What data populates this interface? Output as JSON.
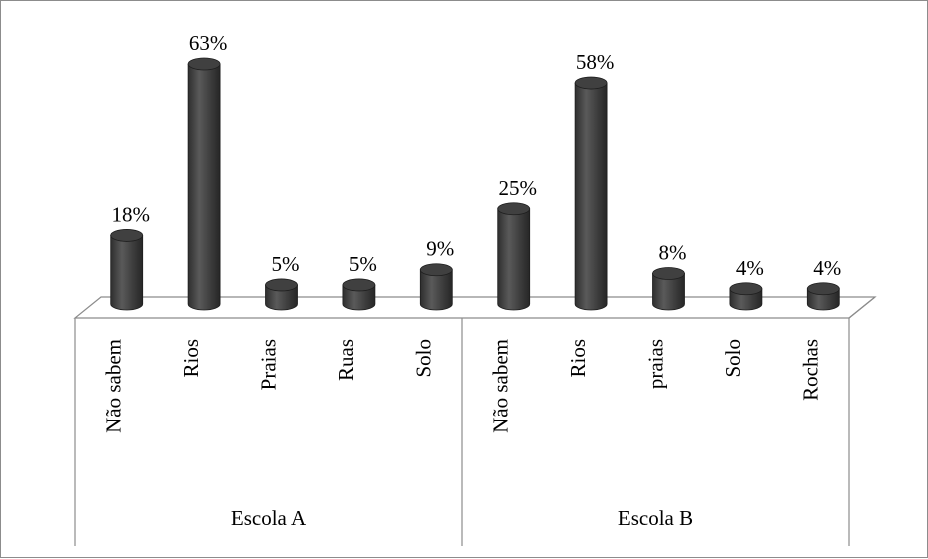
{
  "chart_data": {
    "type": "bar",
    "style": "3d-cylinder",
    "unit": "%",
    "bar_color": "#404040",
    "groups": [
      {
        "name": "Escola A",
        "categories": [
          "Não sabem",
          "Rios",
          "Praias",
          "Ruas",
          "Solo"
        ],
        "values": [
          18,
          63,
          5,
          5,
          9
        ],
        "labels": [
          "18%",
          "63%",
          "5%",
          "5%",
          "9%"
        ]
      },
      {
        "name": "Escola B",
        "categories": [
          "Não sabem",
          "Rios",
          "praias",
          "Solo",
          "Rochas"
        ],
        "values": [
          25,
          58,
          8,
          4,
          4
        ],
        "labels": [
          "25%",
          "58%",
          "8%",
          "4%",
          "4%"
        ]
      }
    ],
    "ylim": [
      0,
      63
    ],
    "grid": false,
    "legend": "none"
  }
}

**Exercise prompt**
Could you reproduce every record above exactly, leaving out the pictures?

**Answer for the task**
What data populates this interface? Output as JSON.
{
  "chart_data": {
    "type": "bar",
    "style": "3d-cylinder",
    "unit": "%",
    "bar_color": "#404040",
    "groups": [
      {
        "name": "Escola A",
        "categories": [
          "Não sabem",
          "Rios",
          "Praias",
          "Ruas",
          "Solo"
        ],
        "values": [
          18,
          63,
          5,
          5,
          9
        ],
        "labels": [
          "18%",
          "63%",
          "5%",
          "5%",
          "9%"
        ]
      },
      {
        "name": "Escola B",
        "categories": [
          "Não sabem",
          "Rios",
          "praias",
          "Solo",
          "Rochas"
        ],
        "values": [
          25,
          58,
          8,
          4,
          4
        ],
        "labels": [
          "25%",
          "58%",
          "8%",
          "4%",
          "4%"
        ]
      }
    ],
    "ylim": [
      0,
      63
    ],
    "grid": false,
    "legend": "none"
  }
}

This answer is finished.